Record excerpts =>
++++++

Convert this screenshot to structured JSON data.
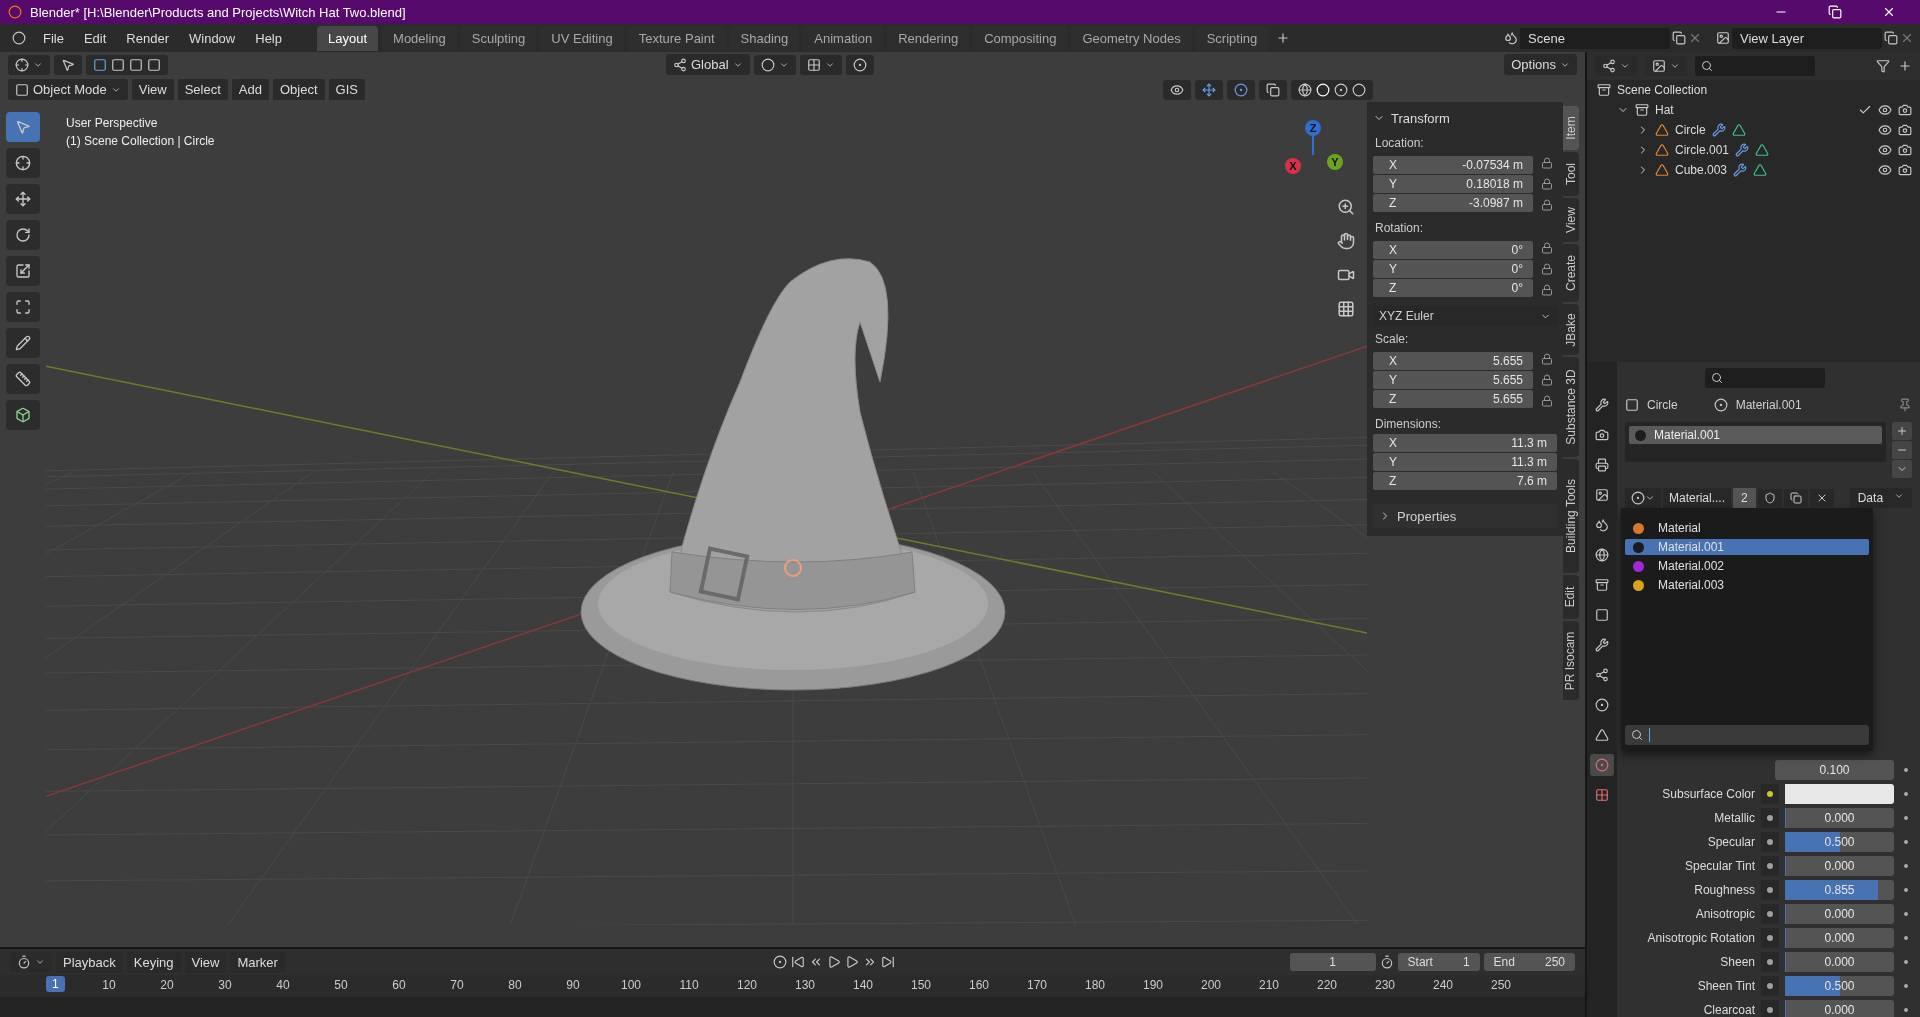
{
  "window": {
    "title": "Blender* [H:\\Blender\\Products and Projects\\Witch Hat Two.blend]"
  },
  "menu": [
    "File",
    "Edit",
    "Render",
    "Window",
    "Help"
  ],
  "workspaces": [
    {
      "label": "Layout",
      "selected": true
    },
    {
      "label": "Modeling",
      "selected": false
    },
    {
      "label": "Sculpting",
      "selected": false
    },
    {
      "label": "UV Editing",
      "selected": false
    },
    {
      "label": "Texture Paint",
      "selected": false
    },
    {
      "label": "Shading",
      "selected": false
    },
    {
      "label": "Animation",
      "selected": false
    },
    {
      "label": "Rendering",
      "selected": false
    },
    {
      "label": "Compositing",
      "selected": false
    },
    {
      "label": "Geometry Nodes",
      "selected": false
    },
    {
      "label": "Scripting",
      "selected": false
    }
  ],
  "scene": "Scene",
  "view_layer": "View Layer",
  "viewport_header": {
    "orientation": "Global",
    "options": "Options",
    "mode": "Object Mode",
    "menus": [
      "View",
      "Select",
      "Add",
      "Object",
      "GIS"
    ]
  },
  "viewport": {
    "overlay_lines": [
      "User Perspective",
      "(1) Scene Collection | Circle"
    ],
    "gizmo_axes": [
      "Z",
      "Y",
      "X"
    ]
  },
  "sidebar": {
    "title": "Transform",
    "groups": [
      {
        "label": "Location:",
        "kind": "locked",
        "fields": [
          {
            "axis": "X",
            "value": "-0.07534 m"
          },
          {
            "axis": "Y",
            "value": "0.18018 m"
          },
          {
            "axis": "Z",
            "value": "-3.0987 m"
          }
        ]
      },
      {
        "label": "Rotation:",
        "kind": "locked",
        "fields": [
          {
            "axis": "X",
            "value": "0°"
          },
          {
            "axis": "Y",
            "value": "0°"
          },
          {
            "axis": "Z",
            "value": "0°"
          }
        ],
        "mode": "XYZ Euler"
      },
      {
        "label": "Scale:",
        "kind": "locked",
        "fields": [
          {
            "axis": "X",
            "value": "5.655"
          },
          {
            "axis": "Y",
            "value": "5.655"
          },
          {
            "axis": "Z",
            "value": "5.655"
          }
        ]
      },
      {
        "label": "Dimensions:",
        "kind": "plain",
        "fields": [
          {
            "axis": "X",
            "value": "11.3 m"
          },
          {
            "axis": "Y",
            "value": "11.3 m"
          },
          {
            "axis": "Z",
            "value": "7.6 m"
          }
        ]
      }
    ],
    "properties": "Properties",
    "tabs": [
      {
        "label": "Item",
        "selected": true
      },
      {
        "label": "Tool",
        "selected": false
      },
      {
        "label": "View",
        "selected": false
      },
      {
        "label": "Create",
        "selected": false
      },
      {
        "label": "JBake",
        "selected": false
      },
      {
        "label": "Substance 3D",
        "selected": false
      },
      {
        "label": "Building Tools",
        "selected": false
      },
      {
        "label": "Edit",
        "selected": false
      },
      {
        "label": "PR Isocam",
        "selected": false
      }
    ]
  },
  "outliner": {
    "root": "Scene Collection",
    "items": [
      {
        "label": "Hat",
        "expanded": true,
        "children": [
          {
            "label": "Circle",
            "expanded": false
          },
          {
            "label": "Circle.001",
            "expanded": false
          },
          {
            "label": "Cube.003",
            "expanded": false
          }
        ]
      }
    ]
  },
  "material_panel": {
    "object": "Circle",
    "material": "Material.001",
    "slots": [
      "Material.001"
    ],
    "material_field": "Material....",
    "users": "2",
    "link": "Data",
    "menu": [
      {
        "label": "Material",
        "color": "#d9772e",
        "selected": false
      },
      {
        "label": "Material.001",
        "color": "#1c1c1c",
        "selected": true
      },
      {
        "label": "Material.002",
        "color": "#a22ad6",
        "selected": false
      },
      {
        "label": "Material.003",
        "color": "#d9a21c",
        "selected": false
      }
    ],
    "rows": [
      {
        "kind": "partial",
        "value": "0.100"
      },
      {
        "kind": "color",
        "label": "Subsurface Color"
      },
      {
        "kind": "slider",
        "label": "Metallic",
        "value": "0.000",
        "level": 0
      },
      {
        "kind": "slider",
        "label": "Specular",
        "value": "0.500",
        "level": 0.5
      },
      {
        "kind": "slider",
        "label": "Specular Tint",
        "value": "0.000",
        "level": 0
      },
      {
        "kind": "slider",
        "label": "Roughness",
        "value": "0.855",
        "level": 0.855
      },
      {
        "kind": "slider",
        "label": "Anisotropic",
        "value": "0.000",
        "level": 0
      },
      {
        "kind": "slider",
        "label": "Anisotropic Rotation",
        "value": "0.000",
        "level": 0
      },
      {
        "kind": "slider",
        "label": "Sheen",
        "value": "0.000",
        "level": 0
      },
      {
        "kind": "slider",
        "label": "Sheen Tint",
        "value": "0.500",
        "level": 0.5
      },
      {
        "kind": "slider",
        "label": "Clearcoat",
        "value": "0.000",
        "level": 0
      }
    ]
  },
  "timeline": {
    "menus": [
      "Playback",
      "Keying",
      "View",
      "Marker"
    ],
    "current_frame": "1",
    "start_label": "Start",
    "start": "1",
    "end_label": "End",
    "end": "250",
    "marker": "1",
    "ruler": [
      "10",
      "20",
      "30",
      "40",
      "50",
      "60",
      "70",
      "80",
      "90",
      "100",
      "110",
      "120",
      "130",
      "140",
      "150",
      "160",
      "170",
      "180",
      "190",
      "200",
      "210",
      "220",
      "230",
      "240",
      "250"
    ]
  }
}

++++++

Aim of the exercise => From the material given, work out how many lines hold the string "Anisotropic"; state that number and nothing further.

Result => 2